── Records for processing

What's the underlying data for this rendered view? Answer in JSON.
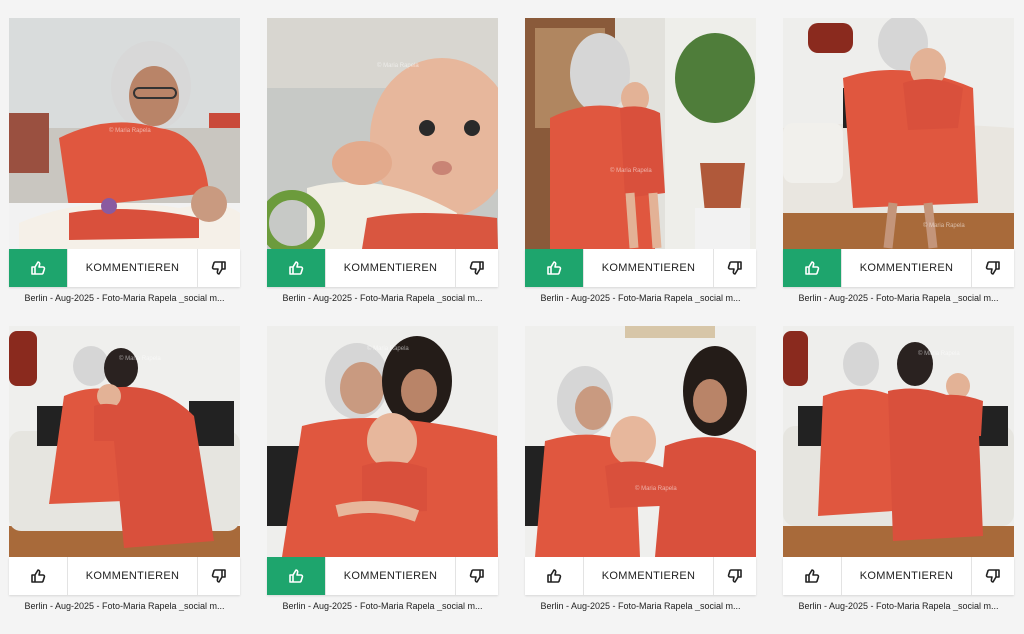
{
  "cards": [
    {
      "comment_label": "KOMMENTIEREN",
      "caption": "Berlin - Aug-2025 - Foto-Maria Rapela _social m...",
      "liked": true,
      "watermark": "© Maria Rapela"
    },
    {
      "comment_label": "KOMMENTIEREN",
      "caption": "Berlin - Aug-2025 - Foto-Maria Rapela _social m...",
      "liked": true,
      "watermark": "© Maria Rapela"
    },
    {
      "comment_label": "KOMMENTIEREN",
      "caption": "Berlin - Aug-2025 - Foto-Maria Rapela _social m...",
      "liked": true,
      "watermark": "© Maria Rapela"
    },
    {
      "comment_label": "KOMMENTIEREN",
      "caption": "Berlin - Aug-2025 - Foto-Maria Rapela _social m...",
      "liked": true,
      "watermark": "© Maria Rapela"
    },
    {
      "comment_label": "KOMMENTIEREN",
      "caption": "Berlin - Aug-2025 - Foto-Maria Rapela _social m...",
      "liked": false,
      "watermark": "© Maria Rapela"
    },
    {
      "comment_label": "KOMMENTIEREN",
      "caption": "Berlin - Aug-2025 - Foto-Maria Rapela _social m...",
      "liked": true,
      "watermark": "© Maria Rapela"
    },
    {
      "comment_label": "KOMMENTIEREN",
      "caption": "Berlin - Aug-2025 - Foto-Maria Rapela _social m...",
      "liked": false,
      "watermark": "© Maria Rapela"
    },
    {
      "comment_label": "KOMMENTIEREN",
      "caption": "Berlin - Aug-2025 - Foto-Maria Rapela _social m...",
      "liked": false,
      "watermark": "© Maria Rapela"
    }
  ],
  "icons": {
    "like": "thumbs-up-icon",
    "dislike": "thumbs-down-icon"
  },
  "colors": {
    "like_active": "#1ea56d",
    "dress_red": "#e0573f",
    "hair_gray": "#cfcfcf"
  }
}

────

**Your goal:** Of the lines in the material above, state how many contain the string "thumbs"; give no other text.

**Finished task:** 2